§ Given instruction
Copy out, from the entries below, each line holding the string "strong".

Data records
══════════

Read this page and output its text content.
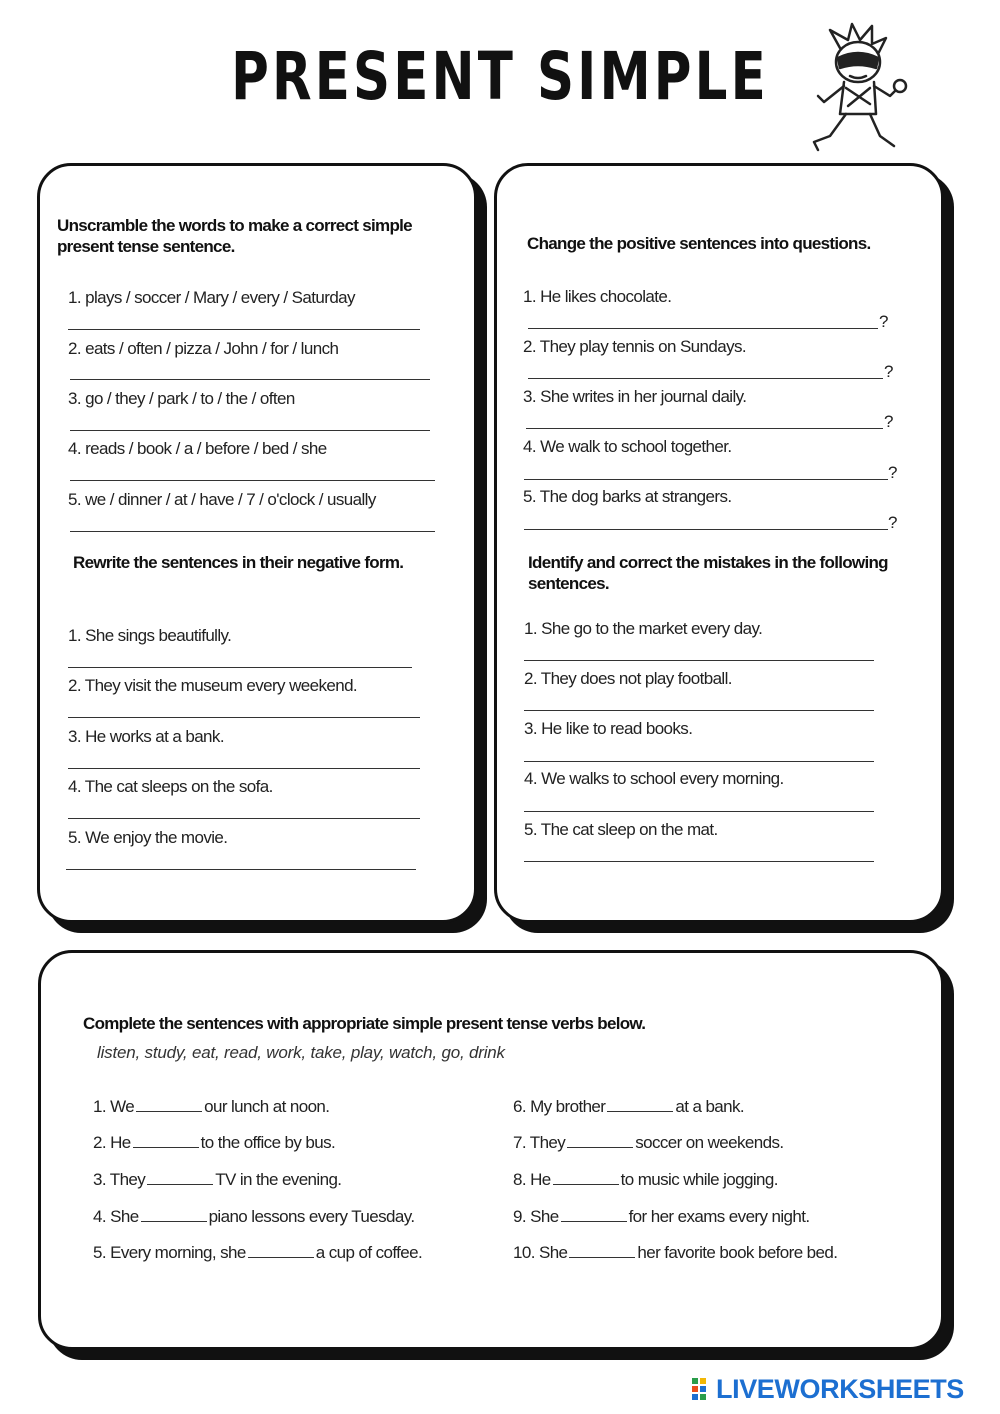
PRESENT SIMPLE
Unscramble the words to make a correct simple present tense sentence.
1. plays / soccer / Mary / every / Saturday
2. eats / often / pizza / John / for / lunch
3. go / they / park / to / the / often
4. reads / book / a / before / bed / she
5. we / dinner / at / have / 7 / o'clock / usually
Rewrite the sentences in their negative form.
1. She sings beautifully.
2. They visit the museum every weekend.
3. He works at a bank.
4. The cat sleeps on the sofa.
5. We enjoy the movie.
Change the positive sentences into questions.
1. He likes chocolate.
?
2. They play tennis on Sundays.
?
3. She writes in her journal daily.
?
4. We walk to school together.
?
5. The dog barks at strangers.
?
Identify and correct the mistakes in the following sentences.
1. She go to the market every day.
2. They does not play football.
3. He like to read books.
4. We walks to school every morning.
5. The cat sleep on the mat.
Complete the sentences with appropriate simple present tense verbs below.
listen, study, eat, read, work, take, play, watch, go, drink
1. We	our lunch at noon.
2. He	to the office by bus.
3. They	TV in the evening.
4. She	piano lessons every Tuesday.
5. Every morning, she	a cup of coffee.
6. My brother	at a bank.
7. They	soccer on weekends.
8. He	to music while jogging.
9. She	for her exams every night.
10. She	her favorite book before bed.
LIVEWORKSHEETS
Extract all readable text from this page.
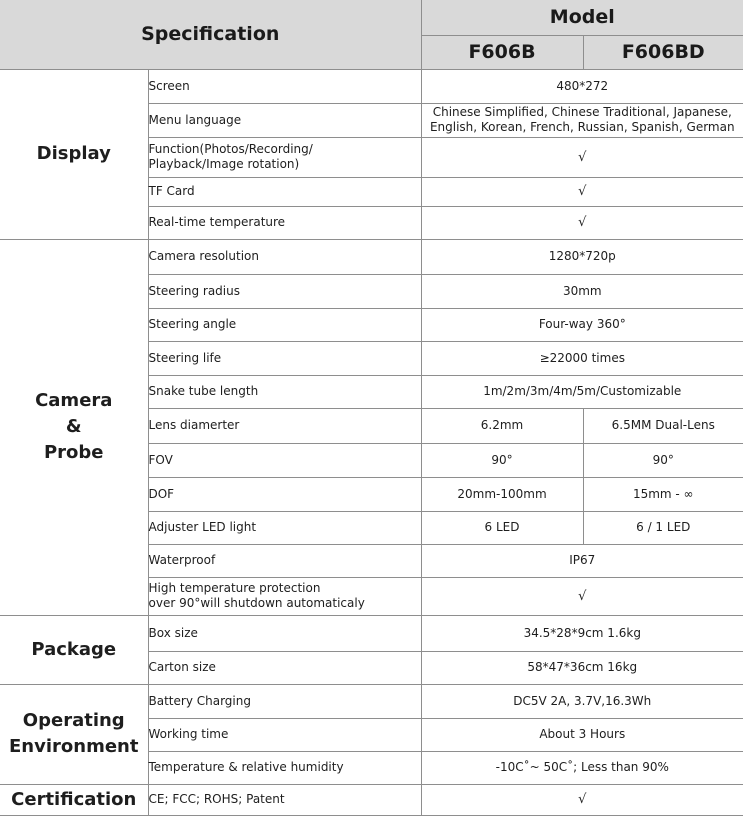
Specification		Model	
		F606B	F606BD
Display	Screen	480*272	
	Menu language	Chinese Simplified, Chinese Traditional, Japanese,
English, Korean, French, Russian, Spanish, German	

	Function(Photos/Recording/
Playback/Image rotation)	√	
	TF Card	√	
	Real-time temperature	√	

Camera
&
Probe	Camera resolution	1280*720p	
	Steering radius	30mm	
	Steering angle	Four-way 360°	
	Steering life	≥22000 times	
	Snake tube length	1m/2m/3m/4m/5m/Customizable	
	Lens diamerter	6.2mm	6.5MM Dual-Lens
	FOV	90°	90°
	DOF	20mm-100mm	15mm - ∞
	Adjuster LED light	6 LED	6 / 1 LED
	Waterproof	IP67	

	High temperature protection
over 90°will shutdown automaticaly	√	
Package	Box size	34.5*28*9cm 1.6kg	
	Carton size	58*47*36cm 16kg	

Operating
Environment	Battery Charging	DC5V 2A, 3.7V,16.3Wh	
	Working time	About 3 Hours	
	Temperature & relative humidity	-10C˚~ 50C˚; Less than 90%	
Certification	CE; FCC; ROHS; Patent	√	
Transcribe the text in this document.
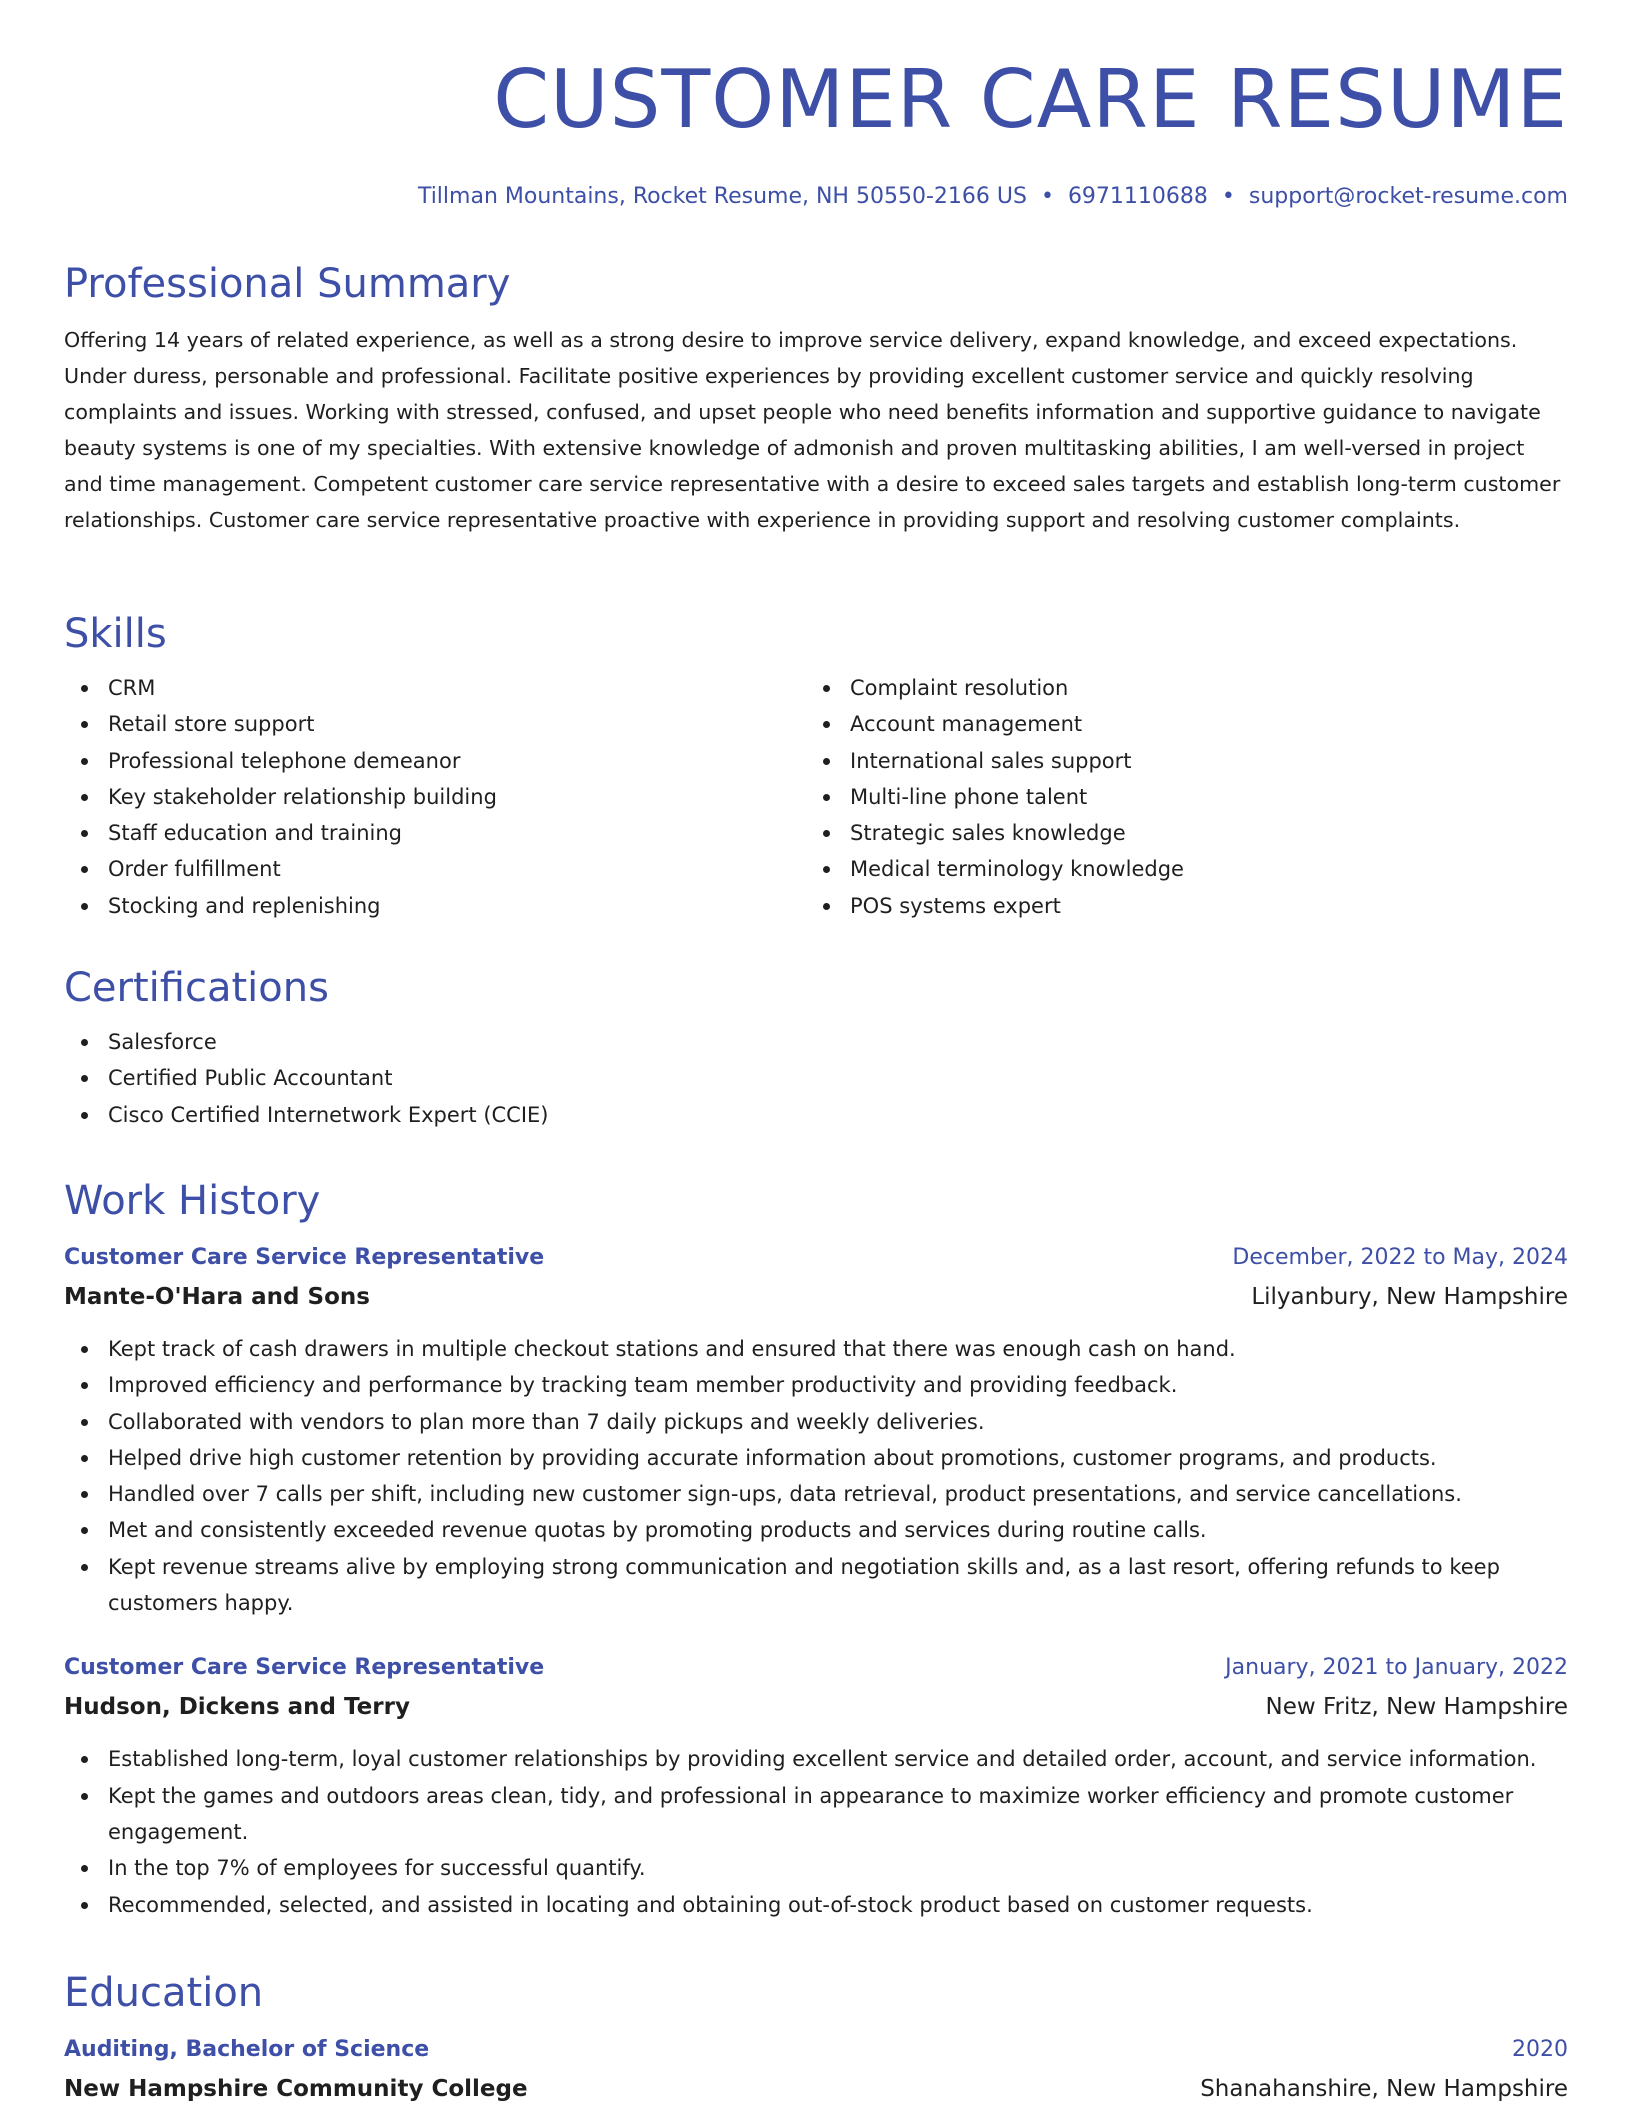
CUSTOMER CARE RESUME
Tillman Mountains, Rocket Resume, NH 50550-2166 US • 6971110688 • support@rocket-resume.com
Professional Summary

Offering 14 years of related experience, as well as a strong desire to improve service delivery, expand knowledge, and exceed expectations. Under duress, personable and professional. Facilitate positive experiences by providing excellent customer service and quickly resolving complaints and issues. Working with stressed, confused, and upset people who need benefits information and supportive guidance to navigate beauty systems is one of my specialties. With extensive knowledge of admonish and proven multitasking abilities, I am well-versed in project and time management. Competent customer care service representative with a desire to exceed sales targets and establish long-term customer relationships. Customer care service representative proactive with experience in providing support and resolving customer complaints.

Skills
CRM
Retail store support
Professional telephone demeanor
Key stakeholder relationship building
Staff education and training
Order fulfillment
Stocking and replenishing
Complaint resolution
Account management
International sales support
Multi-line phone talent
Strategic sales knowledge
Medical terminology knowledge
POS systems expert
Certifications
Salesforce
Certified Public Accountant
Cisco Certified Internetwork Expert (CCIE)
Work History
Customer Care Service Representative	December, 2022 to May, 2024
Mante-O'Hara and Sons	Lilyanbury, New Hampshire
Kept track of cash drawers in multiple checkout stations and ensured that there was enough cash on hand.
Improved efficiency and performance by tracking team member productivity and providing feedback.
Collaborated with vendors to plan more than 7 daily pickups and weekly deliveries.
Helped drive high customer retention by providing accurate information about promotions, customer programs, and products.
Handled over 7 calls per shift, including new customer sign-ups, data retrieval, product presentations, and service cancellations.
Met and consistently exceeded revenue quotas by promoting products and services during routine calls.
Kept revenue streams alive by employing strong communication and negotiation skills and, as a last resort, offering refunds to keep customers happy.
Customer Care Service Representative	January, 2021 to January, 2022
Hudson, Dickens and Terry	New Fritz, New Hampshire
Established long-term, loyal customer relationships by providing excellent service and detailed order, account, and service information.
Kept the games and outdoors areas clean, tidy, and professional in appearance to maximize worker efficiency and promote customer engagement.
In the top 7% of employees for successful quantify.
Recommended, selected, and assisted in locating and obtaining out-of-stock product based on customer requests.
Education
Auditing, Bachelor of Science	2020
New Hampshire Community College	Shanahanshire, New Hampshire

══════════

§ Answer to the problem
Offering 14 years of related experience, as well as a strong desire to improve service delivery, expand knowledge, and exceed expectations. Under duress, personable and professional. Facilitate positive experiences by providing excellent customer service and quickly resolving complaints and issues. Working with stressed, confused, and upset people who need benefits information and supportive guidance to navigate beauty systems is one of my specialties. With extensive knowledge of admonish and proven multitasking abilities, I am well-versed in project and time management. Competent customer care service representative with a desire to exceed sales targets and establish long-term customer relationships. Customer care service representative proactive with experience in providing support and resolving customer complaints.
Kept revenue streams alive by employing strong communication and negotiation skills and, as a last resort, offering refunds to keep customers happy.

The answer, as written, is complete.